• **TASK BRIEF**: From the line that includes "Output a JSON" to the last line of the records, inclusive, repeat each line exactly.

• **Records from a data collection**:
--------------------------------------------------

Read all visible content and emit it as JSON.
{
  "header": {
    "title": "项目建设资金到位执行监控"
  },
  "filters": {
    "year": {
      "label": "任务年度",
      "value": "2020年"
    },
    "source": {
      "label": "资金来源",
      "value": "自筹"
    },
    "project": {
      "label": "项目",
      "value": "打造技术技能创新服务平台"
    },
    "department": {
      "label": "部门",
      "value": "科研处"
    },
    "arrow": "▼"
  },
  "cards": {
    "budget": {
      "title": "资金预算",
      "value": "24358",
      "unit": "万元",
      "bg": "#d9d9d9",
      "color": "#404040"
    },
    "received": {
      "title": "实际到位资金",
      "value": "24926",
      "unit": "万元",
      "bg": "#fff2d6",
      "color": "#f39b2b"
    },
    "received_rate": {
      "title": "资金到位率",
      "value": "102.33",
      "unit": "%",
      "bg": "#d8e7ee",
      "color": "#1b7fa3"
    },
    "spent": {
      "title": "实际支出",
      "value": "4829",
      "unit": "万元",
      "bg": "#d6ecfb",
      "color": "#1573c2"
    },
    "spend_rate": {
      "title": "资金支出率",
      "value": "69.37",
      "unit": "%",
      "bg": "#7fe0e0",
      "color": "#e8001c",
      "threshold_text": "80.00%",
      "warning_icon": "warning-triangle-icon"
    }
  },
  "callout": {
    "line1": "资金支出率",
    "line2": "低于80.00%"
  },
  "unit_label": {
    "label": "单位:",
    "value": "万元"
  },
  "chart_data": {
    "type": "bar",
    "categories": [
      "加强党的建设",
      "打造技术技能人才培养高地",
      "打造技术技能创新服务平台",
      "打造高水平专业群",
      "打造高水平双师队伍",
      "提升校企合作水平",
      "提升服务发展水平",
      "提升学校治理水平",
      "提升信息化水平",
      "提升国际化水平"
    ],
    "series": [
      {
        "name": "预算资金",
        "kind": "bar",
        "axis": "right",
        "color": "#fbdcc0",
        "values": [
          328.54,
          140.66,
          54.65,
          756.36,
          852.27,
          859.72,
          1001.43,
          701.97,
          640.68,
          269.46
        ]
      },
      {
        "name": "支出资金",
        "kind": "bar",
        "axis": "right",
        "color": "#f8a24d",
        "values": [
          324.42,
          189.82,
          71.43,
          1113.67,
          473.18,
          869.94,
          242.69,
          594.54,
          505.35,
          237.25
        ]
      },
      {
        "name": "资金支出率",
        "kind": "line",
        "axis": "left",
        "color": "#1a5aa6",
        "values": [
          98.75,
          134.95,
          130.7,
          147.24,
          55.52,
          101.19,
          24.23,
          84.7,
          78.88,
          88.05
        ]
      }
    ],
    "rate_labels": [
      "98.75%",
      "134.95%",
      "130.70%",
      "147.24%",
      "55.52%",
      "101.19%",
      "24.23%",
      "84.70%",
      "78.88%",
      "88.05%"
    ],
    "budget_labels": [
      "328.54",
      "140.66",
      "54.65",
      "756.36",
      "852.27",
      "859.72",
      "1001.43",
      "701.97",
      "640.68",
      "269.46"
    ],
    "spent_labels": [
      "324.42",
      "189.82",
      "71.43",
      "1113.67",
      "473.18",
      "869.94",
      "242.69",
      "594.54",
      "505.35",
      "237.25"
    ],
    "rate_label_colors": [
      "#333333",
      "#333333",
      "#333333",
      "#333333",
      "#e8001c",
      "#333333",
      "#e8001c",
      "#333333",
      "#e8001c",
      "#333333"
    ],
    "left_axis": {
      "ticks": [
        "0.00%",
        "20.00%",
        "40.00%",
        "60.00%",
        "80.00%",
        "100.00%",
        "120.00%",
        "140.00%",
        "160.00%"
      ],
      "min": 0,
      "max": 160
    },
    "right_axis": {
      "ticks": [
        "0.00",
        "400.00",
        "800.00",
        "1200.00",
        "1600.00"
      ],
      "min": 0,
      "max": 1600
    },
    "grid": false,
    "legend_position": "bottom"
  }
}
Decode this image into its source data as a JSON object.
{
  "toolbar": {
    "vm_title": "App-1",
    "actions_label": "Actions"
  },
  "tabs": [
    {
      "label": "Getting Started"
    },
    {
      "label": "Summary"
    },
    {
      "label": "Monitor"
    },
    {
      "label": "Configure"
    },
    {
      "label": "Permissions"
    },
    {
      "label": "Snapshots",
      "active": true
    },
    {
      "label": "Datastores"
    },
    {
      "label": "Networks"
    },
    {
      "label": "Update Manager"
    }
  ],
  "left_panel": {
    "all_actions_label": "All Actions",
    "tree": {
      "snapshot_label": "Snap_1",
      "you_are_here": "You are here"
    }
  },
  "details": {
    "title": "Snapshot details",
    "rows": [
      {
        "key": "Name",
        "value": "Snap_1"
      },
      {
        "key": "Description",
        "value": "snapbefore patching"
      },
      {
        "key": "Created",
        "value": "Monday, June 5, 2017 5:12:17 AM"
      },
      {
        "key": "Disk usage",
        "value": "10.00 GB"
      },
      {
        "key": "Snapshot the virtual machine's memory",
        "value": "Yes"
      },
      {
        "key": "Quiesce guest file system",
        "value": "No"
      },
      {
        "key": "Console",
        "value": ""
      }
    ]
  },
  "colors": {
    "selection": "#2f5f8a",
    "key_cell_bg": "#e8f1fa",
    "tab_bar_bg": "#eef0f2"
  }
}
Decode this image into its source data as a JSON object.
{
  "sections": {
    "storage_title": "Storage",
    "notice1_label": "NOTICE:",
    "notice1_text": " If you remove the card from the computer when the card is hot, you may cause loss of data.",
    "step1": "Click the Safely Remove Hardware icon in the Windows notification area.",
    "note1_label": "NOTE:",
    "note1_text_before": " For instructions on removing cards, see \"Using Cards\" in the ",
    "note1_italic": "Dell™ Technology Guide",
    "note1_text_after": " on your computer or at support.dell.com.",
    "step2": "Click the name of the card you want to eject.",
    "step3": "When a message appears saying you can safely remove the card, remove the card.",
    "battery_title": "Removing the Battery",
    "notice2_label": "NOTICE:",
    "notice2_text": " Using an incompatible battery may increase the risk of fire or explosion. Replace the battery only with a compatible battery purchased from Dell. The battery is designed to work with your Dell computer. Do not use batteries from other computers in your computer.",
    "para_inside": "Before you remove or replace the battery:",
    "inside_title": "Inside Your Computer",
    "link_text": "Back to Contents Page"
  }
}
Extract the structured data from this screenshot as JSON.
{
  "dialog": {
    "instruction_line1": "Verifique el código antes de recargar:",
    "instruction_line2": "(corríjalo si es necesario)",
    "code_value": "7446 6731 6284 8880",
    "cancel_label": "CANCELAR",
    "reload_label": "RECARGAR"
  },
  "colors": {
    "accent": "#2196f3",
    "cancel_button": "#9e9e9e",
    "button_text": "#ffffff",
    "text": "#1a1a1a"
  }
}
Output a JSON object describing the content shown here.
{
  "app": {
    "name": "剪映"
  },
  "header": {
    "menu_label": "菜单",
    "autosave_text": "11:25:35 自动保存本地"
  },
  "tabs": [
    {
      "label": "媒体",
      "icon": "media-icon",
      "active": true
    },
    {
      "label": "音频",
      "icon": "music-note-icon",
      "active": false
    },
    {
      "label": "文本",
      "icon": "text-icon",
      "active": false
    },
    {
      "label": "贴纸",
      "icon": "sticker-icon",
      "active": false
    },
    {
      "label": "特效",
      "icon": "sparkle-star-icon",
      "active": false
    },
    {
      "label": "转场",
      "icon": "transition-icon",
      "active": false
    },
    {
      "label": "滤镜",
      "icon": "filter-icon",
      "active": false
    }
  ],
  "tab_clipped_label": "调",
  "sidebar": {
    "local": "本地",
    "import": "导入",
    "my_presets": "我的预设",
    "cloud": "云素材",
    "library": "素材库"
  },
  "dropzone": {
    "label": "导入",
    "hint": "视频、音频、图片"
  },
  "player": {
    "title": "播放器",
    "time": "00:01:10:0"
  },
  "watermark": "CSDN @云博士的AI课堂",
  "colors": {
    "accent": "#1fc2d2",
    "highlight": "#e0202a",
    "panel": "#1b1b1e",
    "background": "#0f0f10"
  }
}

--------------------------------------------------

• **SOLUTION TO THIS EXERCISE**:
Output a JSON object describing the content shown here.
{
  "app": {
    "name": "剪映"
  },
  "header": {
    "menu_label": "菜单",
    "autosave_text": "11:25:35 自动保存本地"
  },
  "tabs": [
    {
      "label": "媒体",
      "icon": "media-icon",
      "active": true
    },
    {
      "label": "音频",
      "icon": "music-note-icon",
      "active": false
    },
    {
      "label": "文本",
      "icon": "text-icon",
      "active": false
    },
    {
      "label": "贴纸",
      "icon": "sticker-icon",
      "active": false
    },
    {
      "label": "特效",
      "icon": "sparkle-star-icon",
      "active": false
    },
    {
      "label": "转场",
      "icon": "transition-icon",
      "active": false
    },
    {
      "label": "滤镜",
      "icon": "filter-icon",
      "active": false
    }
  ],
  "tab_clipped_label": "调",
  "sidebar": {
    "local": "本地",
    "import": "导入",
    "my_presets": "我的预设",
    "cloud": "云素材",
    "library": "素材库"
  },
  "dropzone": {
    "label": "导入",
    "hint": "视频、音频、图片"
  },
  "player": {
    "title": "播放器",
    "time": "00:01:10:0"
  },
  "watermark": "CSDN @云博士的AI课堂",
  "colors": {
    "accent": "#1fc2d2",
    "highlight": "#e0202a",
    "panel": "#1b1b1e",
    "background": "#0f0f10"
  }
}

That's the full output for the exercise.